= Set task =
Tell me how many lines hold "title", please, using only the number.

= Given records =

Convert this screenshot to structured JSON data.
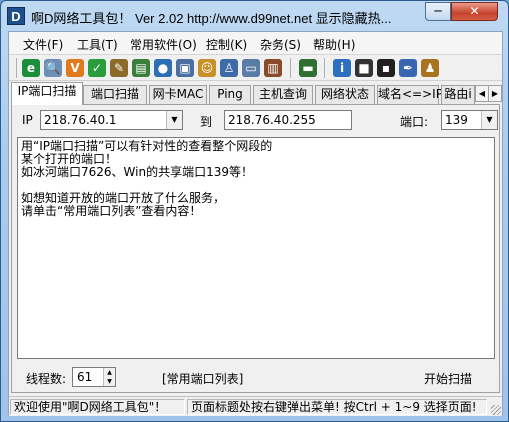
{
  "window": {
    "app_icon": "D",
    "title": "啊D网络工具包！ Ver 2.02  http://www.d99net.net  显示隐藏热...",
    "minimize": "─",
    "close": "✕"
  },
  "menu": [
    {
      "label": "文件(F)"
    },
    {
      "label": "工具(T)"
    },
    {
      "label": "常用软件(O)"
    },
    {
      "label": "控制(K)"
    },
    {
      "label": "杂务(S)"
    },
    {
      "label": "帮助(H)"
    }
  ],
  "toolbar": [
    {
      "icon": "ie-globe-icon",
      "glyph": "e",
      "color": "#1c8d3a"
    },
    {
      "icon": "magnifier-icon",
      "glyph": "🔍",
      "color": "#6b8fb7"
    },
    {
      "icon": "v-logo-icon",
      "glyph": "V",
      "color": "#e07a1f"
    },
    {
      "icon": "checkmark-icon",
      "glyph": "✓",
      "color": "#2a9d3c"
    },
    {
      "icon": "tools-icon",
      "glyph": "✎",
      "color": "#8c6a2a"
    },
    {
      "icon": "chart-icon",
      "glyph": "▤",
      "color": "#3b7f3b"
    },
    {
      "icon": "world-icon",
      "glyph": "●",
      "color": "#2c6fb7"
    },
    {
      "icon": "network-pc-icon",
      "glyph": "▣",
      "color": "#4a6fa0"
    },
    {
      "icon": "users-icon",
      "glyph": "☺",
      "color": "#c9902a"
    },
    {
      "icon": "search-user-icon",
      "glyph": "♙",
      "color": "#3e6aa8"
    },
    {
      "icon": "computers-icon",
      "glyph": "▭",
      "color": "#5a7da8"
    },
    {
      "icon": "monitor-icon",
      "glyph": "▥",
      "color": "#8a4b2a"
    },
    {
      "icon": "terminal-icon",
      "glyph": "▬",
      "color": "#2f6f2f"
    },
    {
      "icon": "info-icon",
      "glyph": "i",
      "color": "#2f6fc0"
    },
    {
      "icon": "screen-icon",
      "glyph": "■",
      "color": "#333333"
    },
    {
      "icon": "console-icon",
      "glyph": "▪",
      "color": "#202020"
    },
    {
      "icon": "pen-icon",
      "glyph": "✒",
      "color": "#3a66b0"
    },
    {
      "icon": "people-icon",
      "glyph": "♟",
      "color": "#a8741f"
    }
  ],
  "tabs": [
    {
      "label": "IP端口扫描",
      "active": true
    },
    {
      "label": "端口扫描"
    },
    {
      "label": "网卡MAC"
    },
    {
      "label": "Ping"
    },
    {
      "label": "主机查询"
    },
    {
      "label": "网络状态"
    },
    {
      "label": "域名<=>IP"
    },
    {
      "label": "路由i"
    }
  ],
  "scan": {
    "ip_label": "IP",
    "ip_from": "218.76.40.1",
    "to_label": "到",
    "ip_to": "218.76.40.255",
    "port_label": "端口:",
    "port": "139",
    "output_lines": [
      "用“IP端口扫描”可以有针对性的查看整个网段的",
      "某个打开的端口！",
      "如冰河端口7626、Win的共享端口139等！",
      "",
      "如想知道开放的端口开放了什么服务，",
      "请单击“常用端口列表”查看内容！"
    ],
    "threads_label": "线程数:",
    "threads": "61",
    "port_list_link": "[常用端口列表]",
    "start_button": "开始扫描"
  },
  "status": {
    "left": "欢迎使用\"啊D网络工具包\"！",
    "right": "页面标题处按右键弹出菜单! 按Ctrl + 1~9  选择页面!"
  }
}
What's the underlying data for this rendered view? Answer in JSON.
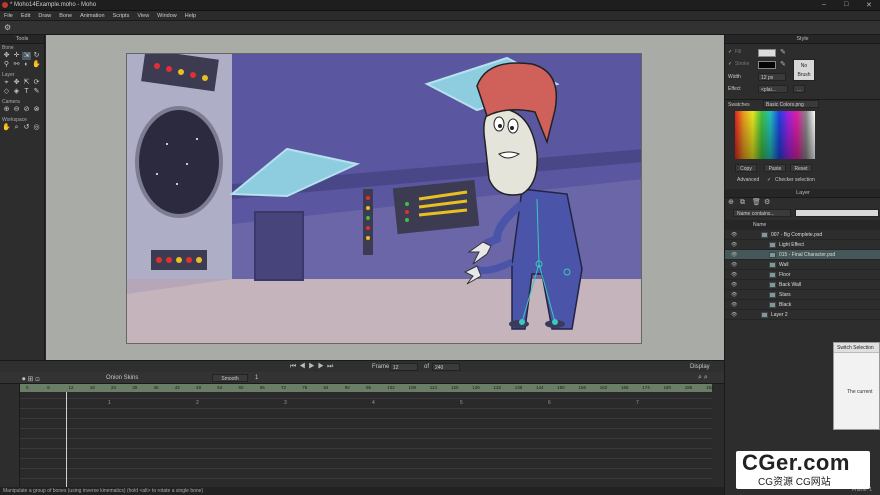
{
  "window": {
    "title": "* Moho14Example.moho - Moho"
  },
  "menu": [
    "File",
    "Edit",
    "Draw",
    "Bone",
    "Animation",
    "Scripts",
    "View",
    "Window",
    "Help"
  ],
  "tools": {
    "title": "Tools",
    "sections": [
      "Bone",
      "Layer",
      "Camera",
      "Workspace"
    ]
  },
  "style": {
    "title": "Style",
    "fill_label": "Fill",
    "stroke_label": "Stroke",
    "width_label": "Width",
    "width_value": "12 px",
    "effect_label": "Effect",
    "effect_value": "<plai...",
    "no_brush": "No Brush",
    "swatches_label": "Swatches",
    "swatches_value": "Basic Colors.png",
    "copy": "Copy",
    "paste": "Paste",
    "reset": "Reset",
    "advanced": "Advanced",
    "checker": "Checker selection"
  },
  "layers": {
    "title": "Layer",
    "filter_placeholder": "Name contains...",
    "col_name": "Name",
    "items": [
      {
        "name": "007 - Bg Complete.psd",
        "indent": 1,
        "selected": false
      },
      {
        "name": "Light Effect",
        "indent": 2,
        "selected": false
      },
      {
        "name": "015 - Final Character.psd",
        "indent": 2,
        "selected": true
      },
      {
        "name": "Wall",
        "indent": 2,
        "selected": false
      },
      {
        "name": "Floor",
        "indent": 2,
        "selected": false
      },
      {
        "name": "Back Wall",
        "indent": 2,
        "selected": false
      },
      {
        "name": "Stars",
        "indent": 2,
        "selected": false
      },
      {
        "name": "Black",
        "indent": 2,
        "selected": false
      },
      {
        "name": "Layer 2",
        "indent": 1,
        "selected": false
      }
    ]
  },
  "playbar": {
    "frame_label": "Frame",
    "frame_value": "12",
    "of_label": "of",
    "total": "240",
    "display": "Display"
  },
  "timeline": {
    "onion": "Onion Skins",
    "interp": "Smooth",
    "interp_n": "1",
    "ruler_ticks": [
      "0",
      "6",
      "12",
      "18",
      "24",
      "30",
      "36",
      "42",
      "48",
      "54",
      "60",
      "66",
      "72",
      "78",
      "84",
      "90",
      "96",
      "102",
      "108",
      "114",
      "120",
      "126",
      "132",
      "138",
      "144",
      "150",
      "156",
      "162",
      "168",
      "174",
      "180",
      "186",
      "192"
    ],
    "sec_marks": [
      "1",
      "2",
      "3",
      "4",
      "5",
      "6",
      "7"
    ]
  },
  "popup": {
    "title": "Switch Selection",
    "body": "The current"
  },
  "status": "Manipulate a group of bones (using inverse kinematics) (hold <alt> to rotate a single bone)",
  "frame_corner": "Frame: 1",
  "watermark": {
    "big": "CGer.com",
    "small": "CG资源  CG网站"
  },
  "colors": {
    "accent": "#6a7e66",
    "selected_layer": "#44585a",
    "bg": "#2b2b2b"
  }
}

= Reply =
6